═══ Information shown ═══
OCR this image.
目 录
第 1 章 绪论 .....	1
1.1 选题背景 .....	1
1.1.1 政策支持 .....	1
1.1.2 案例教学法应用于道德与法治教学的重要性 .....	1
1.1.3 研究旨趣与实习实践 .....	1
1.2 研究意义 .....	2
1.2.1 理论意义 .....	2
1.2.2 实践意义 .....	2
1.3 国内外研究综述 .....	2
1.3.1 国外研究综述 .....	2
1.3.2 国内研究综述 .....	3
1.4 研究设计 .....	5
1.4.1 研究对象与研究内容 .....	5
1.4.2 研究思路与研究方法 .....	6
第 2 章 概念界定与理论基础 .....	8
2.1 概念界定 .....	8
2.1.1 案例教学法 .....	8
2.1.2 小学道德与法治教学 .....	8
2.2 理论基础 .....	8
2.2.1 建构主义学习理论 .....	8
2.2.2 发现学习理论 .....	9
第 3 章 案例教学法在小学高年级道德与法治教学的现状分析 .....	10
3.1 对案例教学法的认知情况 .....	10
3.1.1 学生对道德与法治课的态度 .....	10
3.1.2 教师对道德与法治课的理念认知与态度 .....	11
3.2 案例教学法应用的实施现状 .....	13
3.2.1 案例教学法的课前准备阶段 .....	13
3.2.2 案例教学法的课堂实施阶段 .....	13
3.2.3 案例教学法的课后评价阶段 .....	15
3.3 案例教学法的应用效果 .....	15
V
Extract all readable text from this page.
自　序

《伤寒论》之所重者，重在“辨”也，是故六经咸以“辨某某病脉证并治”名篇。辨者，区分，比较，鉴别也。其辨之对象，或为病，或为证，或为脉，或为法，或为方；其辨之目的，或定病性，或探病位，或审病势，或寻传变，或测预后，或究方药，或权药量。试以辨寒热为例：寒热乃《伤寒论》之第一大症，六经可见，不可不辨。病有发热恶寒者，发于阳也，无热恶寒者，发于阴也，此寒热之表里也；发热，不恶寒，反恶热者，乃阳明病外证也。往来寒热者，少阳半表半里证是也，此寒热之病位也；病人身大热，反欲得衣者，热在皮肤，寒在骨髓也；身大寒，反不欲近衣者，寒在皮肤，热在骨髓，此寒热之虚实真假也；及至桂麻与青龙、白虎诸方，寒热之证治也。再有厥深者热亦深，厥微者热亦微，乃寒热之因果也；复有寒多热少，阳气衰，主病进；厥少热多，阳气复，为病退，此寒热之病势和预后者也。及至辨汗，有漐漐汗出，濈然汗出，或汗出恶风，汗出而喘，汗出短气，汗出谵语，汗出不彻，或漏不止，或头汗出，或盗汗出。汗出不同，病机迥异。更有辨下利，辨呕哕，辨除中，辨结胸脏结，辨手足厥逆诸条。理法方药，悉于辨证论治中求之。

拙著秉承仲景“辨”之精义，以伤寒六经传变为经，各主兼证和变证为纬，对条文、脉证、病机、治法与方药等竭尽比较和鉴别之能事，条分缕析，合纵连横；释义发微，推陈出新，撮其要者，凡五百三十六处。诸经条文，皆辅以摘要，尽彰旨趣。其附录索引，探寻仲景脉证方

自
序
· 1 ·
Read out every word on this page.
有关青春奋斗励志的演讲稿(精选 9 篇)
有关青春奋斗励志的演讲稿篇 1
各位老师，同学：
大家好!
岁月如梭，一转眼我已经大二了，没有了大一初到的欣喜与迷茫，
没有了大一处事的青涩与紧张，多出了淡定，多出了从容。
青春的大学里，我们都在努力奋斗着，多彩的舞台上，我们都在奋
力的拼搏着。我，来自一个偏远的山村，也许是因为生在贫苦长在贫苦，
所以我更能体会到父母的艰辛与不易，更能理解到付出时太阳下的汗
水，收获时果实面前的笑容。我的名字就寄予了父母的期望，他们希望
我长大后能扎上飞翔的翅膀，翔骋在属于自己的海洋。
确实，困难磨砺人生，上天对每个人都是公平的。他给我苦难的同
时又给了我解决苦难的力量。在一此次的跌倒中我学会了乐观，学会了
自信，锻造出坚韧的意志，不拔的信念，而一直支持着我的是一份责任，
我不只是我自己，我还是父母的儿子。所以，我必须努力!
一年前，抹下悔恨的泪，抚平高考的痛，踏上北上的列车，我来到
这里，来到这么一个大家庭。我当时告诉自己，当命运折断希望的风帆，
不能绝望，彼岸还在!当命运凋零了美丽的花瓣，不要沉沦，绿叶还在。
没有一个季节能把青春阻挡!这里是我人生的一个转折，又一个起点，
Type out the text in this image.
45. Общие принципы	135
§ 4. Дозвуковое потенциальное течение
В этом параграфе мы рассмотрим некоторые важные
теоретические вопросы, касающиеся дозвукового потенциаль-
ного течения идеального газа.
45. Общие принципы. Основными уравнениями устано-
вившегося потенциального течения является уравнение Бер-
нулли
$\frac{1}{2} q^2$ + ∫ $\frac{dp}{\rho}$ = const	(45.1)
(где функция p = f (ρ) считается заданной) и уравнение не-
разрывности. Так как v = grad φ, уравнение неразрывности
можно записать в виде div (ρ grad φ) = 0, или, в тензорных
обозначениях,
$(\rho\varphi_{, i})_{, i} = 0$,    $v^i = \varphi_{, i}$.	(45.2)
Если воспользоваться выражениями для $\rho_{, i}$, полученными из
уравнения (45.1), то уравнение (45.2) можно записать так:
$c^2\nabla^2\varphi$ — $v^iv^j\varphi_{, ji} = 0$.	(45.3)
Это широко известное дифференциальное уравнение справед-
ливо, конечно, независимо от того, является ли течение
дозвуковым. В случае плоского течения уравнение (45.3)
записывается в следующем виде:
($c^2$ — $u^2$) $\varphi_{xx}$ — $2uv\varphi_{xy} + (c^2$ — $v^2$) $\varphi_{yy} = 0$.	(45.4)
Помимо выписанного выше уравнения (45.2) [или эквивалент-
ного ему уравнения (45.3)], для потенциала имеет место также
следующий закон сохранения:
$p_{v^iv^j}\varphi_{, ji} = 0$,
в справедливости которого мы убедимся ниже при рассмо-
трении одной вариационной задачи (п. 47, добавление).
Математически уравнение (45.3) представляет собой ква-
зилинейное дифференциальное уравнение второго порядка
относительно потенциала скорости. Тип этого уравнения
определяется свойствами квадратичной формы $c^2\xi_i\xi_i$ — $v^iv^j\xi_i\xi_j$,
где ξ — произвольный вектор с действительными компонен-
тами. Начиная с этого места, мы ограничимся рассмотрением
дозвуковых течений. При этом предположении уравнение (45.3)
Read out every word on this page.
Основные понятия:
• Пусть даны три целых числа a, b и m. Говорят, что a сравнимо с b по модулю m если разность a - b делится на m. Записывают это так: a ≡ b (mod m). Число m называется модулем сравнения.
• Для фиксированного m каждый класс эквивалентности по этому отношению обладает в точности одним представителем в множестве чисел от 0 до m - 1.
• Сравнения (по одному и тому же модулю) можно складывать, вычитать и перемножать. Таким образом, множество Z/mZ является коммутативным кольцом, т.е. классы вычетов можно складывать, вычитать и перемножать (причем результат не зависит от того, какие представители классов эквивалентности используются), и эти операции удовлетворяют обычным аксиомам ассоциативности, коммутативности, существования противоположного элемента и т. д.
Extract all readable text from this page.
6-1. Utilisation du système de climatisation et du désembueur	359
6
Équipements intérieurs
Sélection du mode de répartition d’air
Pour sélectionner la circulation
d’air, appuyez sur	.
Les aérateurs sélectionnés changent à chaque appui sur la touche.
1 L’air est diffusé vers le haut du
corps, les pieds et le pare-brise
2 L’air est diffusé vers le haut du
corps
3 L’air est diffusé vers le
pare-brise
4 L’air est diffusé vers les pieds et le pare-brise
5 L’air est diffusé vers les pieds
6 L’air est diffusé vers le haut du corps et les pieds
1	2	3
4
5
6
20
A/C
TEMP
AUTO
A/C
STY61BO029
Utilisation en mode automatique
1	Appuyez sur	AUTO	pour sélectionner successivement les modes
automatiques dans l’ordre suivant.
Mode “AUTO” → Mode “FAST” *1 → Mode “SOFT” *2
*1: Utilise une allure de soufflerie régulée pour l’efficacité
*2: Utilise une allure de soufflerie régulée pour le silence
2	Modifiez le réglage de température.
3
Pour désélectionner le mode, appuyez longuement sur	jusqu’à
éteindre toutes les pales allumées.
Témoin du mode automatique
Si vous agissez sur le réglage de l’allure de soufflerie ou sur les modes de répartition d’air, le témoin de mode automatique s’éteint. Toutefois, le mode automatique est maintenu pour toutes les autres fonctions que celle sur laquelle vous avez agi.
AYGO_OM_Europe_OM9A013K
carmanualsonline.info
═══
Stated exercise
Identify all lines where the word "этого" shows up. Copy them.

Completed task
относительно потенциала скорости. Тип этого уравнения
тами. Начиная с этого места, мы ограничимся рассмотрением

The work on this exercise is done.